Lines containing the word "краевого" are the ones to copy from the records below.

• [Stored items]
━━━━━━━━━━━━━━━━━━━━
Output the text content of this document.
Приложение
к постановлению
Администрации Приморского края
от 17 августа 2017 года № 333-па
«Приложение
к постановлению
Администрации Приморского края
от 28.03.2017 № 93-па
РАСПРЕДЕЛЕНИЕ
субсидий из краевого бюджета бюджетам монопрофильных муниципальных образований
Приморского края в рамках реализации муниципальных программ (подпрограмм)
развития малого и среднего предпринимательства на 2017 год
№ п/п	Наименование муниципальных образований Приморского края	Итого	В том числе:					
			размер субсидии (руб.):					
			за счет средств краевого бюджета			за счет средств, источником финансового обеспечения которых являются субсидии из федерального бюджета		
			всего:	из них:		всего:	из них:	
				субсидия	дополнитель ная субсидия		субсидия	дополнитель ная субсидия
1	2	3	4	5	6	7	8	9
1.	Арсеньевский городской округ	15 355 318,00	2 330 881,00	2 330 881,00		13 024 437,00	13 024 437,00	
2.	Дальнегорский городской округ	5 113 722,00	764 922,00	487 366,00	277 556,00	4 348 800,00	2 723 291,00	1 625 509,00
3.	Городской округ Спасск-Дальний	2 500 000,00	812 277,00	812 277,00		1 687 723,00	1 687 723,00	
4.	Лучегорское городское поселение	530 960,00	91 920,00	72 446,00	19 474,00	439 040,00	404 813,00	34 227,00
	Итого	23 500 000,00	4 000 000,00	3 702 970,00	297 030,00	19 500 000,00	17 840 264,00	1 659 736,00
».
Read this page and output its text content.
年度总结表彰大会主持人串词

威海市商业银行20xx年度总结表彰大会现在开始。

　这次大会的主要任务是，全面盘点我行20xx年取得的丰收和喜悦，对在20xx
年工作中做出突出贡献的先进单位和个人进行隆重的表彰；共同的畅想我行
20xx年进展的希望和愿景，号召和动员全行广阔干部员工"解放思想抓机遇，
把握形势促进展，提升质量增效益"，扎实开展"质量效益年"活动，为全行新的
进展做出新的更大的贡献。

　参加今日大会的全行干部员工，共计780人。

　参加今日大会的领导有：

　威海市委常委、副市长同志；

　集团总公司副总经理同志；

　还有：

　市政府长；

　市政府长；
━━━━━━━━━━━━━━━━━━━━
• [Result for this exercise]
субсидий из краевого бюджета бюджетам монопрофильных муниципальных образований
			за счет средств краевого бюджета			за счет средств, источником финансового обеспечения которых являются субсидии из федерального бюджета		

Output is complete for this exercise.